Stored data
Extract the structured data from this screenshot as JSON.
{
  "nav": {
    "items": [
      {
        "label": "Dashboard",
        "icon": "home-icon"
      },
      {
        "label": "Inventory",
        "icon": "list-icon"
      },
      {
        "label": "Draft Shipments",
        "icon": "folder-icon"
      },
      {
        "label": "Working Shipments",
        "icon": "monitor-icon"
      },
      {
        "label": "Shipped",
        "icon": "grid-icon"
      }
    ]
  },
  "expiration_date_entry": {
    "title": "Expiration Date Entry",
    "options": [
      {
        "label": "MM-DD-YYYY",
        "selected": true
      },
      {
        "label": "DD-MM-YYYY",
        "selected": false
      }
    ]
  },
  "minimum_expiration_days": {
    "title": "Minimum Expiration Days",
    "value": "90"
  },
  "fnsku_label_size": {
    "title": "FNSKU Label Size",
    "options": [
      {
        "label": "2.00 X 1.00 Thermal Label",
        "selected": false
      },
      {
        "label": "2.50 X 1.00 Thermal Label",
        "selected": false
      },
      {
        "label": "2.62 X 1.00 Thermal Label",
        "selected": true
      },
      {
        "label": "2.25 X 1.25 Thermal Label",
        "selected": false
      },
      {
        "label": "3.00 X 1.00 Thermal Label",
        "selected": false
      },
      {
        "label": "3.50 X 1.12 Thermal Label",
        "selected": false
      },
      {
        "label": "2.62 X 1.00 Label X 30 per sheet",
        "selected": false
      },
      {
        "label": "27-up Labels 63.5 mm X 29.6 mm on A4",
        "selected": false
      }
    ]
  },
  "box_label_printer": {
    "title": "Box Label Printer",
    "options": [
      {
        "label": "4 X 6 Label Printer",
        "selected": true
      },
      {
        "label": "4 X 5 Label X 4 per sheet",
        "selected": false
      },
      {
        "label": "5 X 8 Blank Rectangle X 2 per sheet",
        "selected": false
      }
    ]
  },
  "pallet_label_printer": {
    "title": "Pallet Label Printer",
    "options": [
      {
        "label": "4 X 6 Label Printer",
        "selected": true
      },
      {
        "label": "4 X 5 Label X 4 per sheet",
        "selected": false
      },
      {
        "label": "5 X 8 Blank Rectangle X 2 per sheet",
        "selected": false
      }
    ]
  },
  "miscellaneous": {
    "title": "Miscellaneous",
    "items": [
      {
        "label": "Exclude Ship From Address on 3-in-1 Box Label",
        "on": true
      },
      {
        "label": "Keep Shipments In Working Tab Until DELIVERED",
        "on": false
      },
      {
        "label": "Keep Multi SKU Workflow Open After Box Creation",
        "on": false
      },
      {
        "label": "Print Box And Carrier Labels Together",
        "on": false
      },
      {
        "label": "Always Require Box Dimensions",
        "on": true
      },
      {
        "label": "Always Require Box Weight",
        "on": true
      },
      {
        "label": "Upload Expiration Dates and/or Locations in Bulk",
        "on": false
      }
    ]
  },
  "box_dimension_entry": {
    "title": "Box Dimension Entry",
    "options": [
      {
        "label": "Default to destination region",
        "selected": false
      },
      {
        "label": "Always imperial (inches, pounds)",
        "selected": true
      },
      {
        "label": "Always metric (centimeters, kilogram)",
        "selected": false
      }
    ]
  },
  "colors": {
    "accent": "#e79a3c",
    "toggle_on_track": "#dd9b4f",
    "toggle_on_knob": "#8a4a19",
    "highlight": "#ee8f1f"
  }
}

Given request:
Write out the data exactly as it stands.

Problem solution:
Extract the structured data from this screenshot as JSON.
{
  "nav": {
    "items": [
      {
        "label": "Dashboard",
        "icon": "home-icon"
      },
      {
        "label": "Inventory",
        "icon": "list-icon"
      },
      {
        "label": "Draft Shipments",
        "icon": "folder-icon"
      },
      {
        "label": "Working Shipments",
        "icon": "monitor-icon"
      },
      {
        "label": "Shipped",
        "icon": "grid-icon"
      }
    ]
  },
  "expiration_date_entry": {
    "title": "Expiration Date Entry",
    "options": [
      {
        "label": "MM-DD-YYYY",
        "selected": true
      },
      {
        "label": "DD-MM-YYYY",
        "selected": false
      }
    ]
  },
  "minimum_expiration_days": {
    "title": "Minimum Expiration Days",
    "value": "90"
  },
  "fnsku_label_size": {
    "title": "FNSKU Label Size",
    "options": [
      {
        "label": "2.00 X 1.00 Thermal Label",
        "selected": false
      },
      {
        "label": "2.50 X 1.00 Thermal Label",
        "selected": false
      },
      {
        "label": "2.62 X 1.00 Thermal Label",
        "selected": true
      },
      {
        "label": "2.25 X 1.25 Thermal Label",
        "selected": false
      },
      {
        "label": "3.00 X 1.00 Thermal Label",
        "selected": false
      },
      {
        "label": "3.50 X 1.12 Thermal Label",
        "selected": false
      },
      {
        "label": "2.62 X 1.00 Label X 30 per sheet",
        "selected": false
      },
      {
        "label": "27-up Labels 63.5 mm X 29.6 mm on A4",
        "selected": false
      }
    ]
  },
  "box_label_printer": {
    "title": "Box Label Printer",
    "options": [
      {
        "label": "4 X 6 Label Printer",
        "selected": true
      },
      {
        "label": "4 X 5 Label X 4 per sheet",
        "selected": false
      },
      {
        "label": "5 X 8 Blank Rectangle X 2 per sheet",
        "selected": false
      }
    ]
  },
  "pallet_label_printer": {
    "title": "Pallet Label Printer",
    "options": [
      {
        "label": "4 X 6 Label Printer",
        "selected": true
      },
      {
        "label": "4 X 5 Label X 4 per sheet",
        "selected": false
      },
      {
        "label": "5 X 8 Blank Rectangle X 2 per sheet",
        "selected": false
      }
    ]
  },
  "miscellaneous": {
    "title": "Miscellaneous",
    "items": [
      {
        "label": "Exclude Ship From Address on 3-in-1 Box Label",
        "on": true
      },
      {
        "label": "Keep Shipments In Working Tab Until DELIVERED",
        "on": false
      },
      {
        "label": "Keep Multi SKU Workflow Open After Box Creation",
        "on": false
      },
      {
        "label": "Print Box And Carrier Labels Together",
        "on": false
      },
      {
        "label": "Always Require Box Dimensions",
        "on": true
      },
      {
        "label": "Always Require Box Weight",
        "on": true
      },
      {
        "label": "Upload Expiration Dates and/or Locations in Bulk",
        "on": false
      }
    ]
  },
  "box_dimension_entry": {
    "title": "Box Dimension Entry",
    "options": [
      {
        "label": "Default to destination region",
        "selected": false
      },
      {
        "label": "Always imperial (inches, pounds)",
        "selected": true
      },
      {
        "label": "Always metric (centimeters, kilogram)",
        "selected": false
      }
    ]
  },
  "colors": {
    "accent": "#e79a3c",
    "toggle_on_track": "#dd9b4f",
    "toggle_on_knob": "#8a4a19",
    "highlight": "#ee8f1f"
  }
}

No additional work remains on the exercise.